__Task__
Copy the records from the line with "Annotate this image: element" to the line with "data-point-2023: [1171, 314, 1189, 332]", substituting "x-tick-text" for each "x-tick-label" and changing nothing else.

++++ Dataset ++++

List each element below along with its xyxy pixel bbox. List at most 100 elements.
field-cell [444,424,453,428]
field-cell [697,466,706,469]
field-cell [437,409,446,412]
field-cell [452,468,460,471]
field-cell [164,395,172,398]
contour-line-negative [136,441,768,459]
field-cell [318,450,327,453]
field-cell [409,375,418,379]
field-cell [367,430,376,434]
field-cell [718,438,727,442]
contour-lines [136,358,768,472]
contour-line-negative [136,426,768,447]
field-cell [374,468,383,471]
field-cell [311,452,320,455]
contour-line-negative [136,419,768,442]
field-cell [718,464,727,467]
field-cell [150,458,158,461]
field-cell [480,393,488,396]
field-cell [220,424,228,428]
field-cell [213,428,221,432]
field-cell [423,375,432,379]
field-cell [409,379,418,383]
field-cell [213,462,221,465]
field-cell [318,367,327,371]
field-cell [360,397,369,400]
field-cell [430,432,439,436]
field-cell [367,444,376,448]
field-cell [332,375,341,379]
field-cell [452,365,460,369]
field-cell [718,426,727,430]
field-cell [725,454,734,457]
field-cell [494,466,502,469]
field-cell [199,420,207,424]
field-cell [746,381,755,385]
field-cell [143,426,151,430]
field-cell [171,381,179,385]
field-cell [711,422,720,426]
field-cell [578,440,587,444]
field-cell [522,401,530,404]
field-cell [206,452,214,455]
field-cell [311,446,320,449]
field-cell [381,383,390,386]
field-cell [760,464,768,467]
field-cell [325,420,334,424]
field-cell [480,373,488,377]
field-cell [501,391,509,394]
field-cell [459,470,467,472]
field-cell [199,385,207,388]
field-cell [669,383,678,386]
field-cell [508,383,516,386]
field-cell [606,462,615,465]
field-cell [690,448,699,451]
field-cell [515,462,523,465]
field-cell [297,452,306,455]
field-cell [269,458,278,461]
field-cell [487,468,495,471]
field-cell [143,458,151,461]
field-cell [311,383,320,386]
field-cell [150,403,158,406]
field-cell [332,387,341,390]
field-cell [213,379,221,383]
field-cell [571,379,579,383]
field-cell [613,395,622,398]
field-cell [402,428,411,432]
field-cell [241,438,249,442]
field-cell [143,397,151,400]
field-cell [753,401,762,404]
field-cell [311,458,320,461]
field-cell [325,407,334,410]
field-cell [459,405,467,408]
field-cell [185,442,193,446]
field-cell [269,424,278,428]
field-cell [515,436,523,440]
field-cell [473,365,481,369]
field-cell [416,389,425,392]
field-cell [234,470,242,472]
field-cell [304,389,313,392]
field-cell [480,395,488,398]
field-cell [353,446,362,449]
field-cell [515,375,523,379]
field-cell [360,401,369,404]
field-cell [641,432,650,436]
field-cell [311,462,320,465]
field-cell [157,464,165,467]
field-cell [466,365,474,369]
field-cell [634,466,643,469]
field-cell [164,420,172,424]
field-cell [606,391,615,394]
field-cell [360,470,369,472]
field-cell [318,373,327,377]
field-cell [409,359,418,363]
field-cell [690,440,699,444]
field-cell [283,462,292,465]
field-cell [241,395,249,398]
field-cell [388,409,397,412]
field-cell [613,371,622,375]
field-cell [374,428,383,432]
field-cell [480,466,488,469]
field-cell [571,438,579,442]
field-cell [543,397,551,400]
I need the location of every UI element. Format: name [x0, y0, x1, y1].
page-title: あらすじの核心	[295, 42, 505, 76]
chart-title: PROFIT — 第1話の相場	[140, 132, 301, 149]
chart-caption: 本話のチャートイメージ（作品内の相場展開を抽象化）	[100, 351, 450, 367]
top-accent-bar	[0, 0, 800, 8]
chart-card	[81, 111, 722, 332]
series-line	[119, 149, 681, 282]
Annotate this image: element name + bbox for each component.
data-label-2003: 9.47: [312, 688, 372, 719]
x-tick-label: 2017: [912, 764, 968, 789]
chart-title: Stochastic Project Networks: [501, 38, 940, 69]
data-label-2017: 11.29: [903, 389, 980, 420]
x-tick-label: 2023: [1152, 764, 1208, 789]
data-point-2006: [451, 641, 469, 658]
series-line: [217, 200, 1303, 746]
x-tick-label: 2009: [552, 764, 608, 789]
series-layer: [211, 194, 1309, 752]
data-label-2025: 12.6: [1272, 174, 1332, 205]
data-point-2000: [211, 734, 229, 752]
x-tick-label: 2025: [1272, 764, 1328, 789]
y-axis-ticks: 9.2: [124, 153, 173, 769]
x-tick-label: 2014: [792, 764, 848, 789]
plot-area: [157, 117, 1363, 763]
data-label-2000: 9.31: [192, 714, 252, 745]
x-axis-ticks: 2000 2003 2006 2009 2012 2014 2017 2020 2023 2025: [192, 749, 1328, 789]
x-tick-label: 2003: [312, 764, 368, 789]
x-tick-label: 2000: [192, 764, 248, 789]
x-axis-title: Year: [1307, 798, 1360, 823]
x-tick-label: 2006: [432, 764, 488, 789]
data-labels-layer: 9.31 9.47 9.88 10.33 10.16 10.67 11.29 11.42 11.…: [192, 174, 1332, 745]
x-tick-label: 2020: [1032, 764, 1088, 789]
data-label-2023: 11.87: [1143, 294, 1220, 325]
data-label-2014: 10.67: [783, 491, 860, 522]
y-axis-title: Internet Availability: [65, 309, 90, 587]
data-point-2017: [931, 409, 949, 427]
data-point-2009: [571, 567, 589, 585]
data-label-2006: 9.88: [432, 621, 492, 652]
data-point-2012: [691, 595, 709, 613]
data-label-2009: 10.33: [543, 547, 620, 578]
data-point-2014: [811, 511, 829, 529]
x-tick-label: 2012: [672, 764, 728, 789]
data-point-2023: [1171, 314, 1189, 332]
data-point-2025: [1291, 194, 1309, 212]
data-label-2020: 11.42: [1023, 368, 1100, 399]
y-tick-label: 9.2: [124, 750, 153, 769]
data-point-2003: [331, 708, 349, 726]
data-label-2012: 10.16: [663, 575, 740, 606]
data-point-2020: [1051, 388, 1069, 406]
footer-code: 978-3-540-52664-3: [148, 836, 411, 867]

++++
++++ Dataset ++++

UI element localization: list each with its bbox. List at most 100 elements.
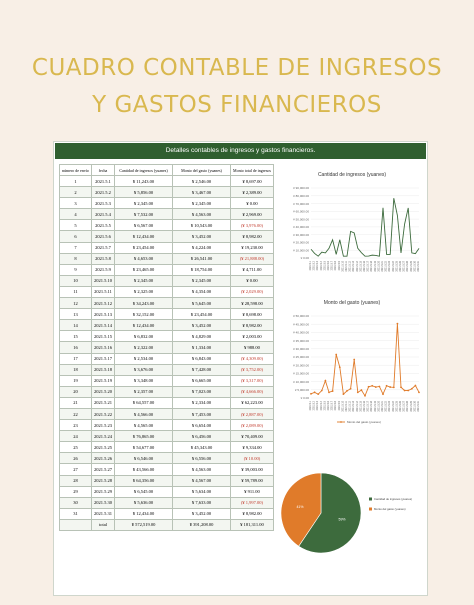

++++

__Reply__
Annotate this image: element name + bbox for each component.
data-label-2003: 9.47: [312, 688, 372, 719]
x-tick-text: 2017: [912, 764, 968, 789]
chart-title: Stochastic Project Networks: [501, 38, 940, 69]
data-label-2017: 11.29: [903, 389, 980, 420]
x-tick-text: 2023: [1152, 764, 1208, 789]
data-point-2006: [451, 641, 469, 658]
series-line: [217, 200, 1303, 746]
x-tick-text: 2009: [552, 764, 608, 789]
series-layer: [211, 194, 1309, 752]
data-label-2025: 12.6: [1272, 174, 1332, 205]
data-point-2000: [211, 734, 229, 752]
x-tick-text: 2025: [1272, 764, 1328, 789]
y-axis-ticks: 9.2: [124, 153, 173, 769]
x-tick-text: 2014: [792, 764, 848, 789]
plot-area: [157, 117, 1363, 763]
data-label-2000: 9.31: [192, 714, 252, 745]
x-axis-ticks: 2000 2003 2006 2009 2012 2014 2017 2020 2023 2025: [192, 749, 1328, 789]
x-tick-text: 2003: [312, 764, 368, 789]
x-tick-text: 2000: [192, 764, 248, 789]
x-axis-title: Year: [1307, 798, 1360, 823]
x-tick-text: 2006: [432, 764, 488, 789]
data-labels-layer: 9.31 9.47 9.88 10.33 10.16 10.67 11.29 11.42 11.…: [192, 174, 1332, 745]
x-tick-text: 2020: [1032, 764, 1088, 789]
data-label-2023: 11.87: [1143, 294, 1220, 325]
data-label-2014: 10.67: [783, 491, 860, 522]
y-axis-title: Internet Availability: [65, 309, 90, 587]
data-point-2017: [931, 409, 949, 427]
data-point-2009: [571, 567, 589, 585]
data-label-2006: 9.88: [432, 621, 492, 652]
data-point-2012: [691, 595, 709, 613]
data-label-2009: 10.33: [543, 547, 620, 578]
data-point-2014: [811, 511, 829, 529]
x-tick-text: 2012: [672, 764, 728, 789]
data-point-2023: [1171, 314, 1189, 332]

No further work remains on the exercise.